Set task
Without including any images, reproduce each entry exactly.

Supplied records
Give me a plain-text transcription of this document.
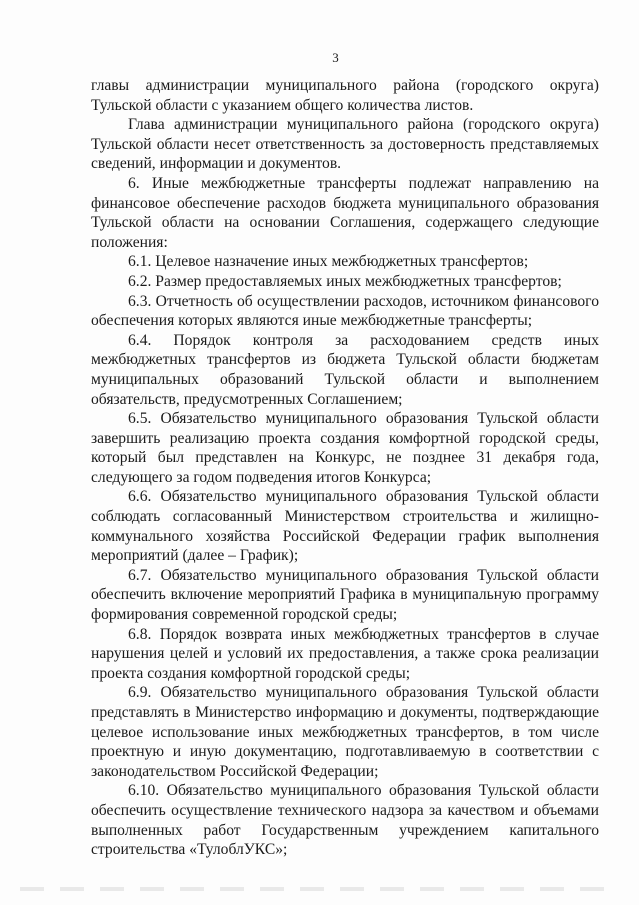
3

главы администрации муниципального района (городского округа) Тульской области с указанием общего количества листов.

Глава администрации муниципального района (городского округа) Тульской области несет ответственность за достоверность представляемых сведений, информации и документов.

6. Иные межбюджетные трансферты подлежат направлению на финансовое обеспечение расходов бюджета муниципального образования Тульской области на основании Соглашения, содержащего следующие положения:

6.1. Целевое назначение иных межбюджетных трансфертов;

6.2. Размер предоставляемых иных межбюджетных трансфертов;

6.3. Отчетность об осуществлении расходов, источником финансового обеспечения которых являются иные межбюджетные трансферты;

6.4. Порядок контроля за расходованием средств иных межбюджетных трансфертов из бюджета Тульской области бюджетам муниципальных образований Тульской области и выполнением обязательств, предусмотренных Соглашением;

6.5. Обязательство муниципального образования Тульской области завершить реализацию проекта создания комфортной городской среды, который был представлен на Конкурс, не позднее 31 декабря года, следующего за годом подведения итогов Конкурса;

6.6. Обязательство муниципального образования Тульской области соблюдать согласованный Министерством строительства и жилищно-коммунального хозяйства Российской Федерации график выполнения мероприятий (далее – График);

6.7. Обязательство муниципального образования Тульской области обеспечить включение мероприятий Графика в муниципальную программу формирования современной городской среды;

6.8. Порядок возврата иных межбюджетных трансфертов в случае нарушения целей и условий их предоставления, а также срока реализации проекта создания комфортной городской среды;

6.9. Обязательство муниципального образования Тульской области представлять в Министерство информацию и документы, подтверждающие целевое использование иных межбюджетных трансфертов, в том числе проектную и иную документацию, подготавливаемую в соответствии с законодательством Российской Федерации;

6.10. Обязательство муниципального образования Тульской области обеспечить осуществление технического надзора за качеством и объемами выполненных работ Государственным учреждением капитального строительства «ТулоблУКС»;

Answer to the task
Give me a plain-text transcription of this document.
3

главы администрации муниципального района (городского округа) Тульской области с указанием общего количества листов.

Глава администрации муниципального района (городского округа) Тульской области несет ответственность за достоверность представляемых сведений, информации и документов.

6. Иные межбюджетные трансферты подлежат направлению на финансовое обеспечение расходов бюджета муниципального образования Тульской области на основании Соглашения, содержащего следующие положения:

6.1. Целевое назначение иных межбюджетных трансфертов;

6.2. Размер предоставляемых иных межбюджетных трансфертов;

6.3. Отчетность об осуществлении расходов, источником финансового обеспечения которых являются иные межбюджетные трансферты;

6.4. Порядок контроля за расходованием средств иных межбюджетных трансфертов из бюджета Тульской области бюджетам муниципальных образований Тульской области и выполнением обязательств, предусмотренных Соглашением;

6.5. Обязательство муниципального образования Тульской области завершить реализацию проекта создания комфортной городской среды, который был представлен на Конкурс, не позднее 31 декабря года, следующего за годом подведения итогов Конкурса;

6.6. Обязательство муниципального образования Тульской области соблюдать согласованный Министерством строительства и жилищно-коммунального хозяйства Российской Федерации график выполнения мероприятий (далее – График);

6.7. Обязательство муниципального образования Тульской области обеспечить включение мероприятий Графика в муниципальную программу формирования современной городской среды;

6.8. Порядок возврата иных межбюджетных трансфертов в случае нарушения целей и условий их предоставления, а также срока реализации проекта создания комфортной городской среды;

6.9. Обязательство муниципального образования Тульской области представлять в Министерство информацию и документы, подтверждающие целевое использование иных межбюджетных трансфертов, в том числе проектную и иную документацию, подготавливаемую в соответствии с законодательством Российской Федерации;

6.10. Обязательство муниципального образования Тульской области обеспечить осуществление технического надзора за качеством и объемами выполненных работ Государственным учреждением капитального строительства «ТулоблУКС»;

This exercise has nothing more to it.